=== Data lines ===

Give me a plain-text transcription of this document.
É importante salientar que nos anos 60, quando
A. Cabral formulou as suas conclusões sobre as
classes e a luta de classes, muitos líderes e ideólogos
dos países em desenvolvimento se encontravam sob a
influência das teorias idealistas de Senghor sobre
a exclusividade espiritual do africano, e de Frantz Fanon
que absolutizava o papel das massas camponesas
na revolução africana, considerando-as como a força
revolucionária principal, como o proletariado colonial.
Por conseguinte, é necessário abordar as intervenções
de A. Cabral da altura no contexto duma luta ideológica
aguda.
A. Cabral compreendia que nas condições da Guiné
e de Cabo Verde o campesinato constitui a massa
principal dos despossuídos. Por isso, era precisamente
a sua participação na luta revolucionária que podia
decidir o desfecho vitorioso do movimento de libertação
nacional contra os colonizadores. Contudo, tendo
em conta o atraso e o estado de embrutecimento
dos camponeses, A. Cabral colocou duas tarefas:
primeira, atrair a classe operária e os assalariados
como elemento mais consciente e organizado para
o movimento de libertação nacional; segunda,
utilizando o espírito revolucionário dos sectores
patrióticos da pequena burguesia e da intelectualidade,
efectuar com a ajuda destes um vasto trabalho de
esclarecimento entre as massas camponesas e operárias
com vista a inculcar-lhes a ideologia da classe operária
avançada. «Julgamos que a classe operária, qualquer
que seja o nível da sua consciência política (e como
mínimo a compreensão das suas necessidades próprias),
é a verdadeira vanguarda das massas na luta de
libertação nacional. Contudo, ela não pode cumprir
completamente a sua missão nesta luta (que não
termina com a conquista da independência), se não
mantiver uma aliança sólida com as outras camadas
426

===

**Stated problem:** Reproduce each line holding the word "suas".

**Written answer:**
A. Cabral formulou as suas conclusões sobre as
mínimo a compreensão das suas necessidades próprias),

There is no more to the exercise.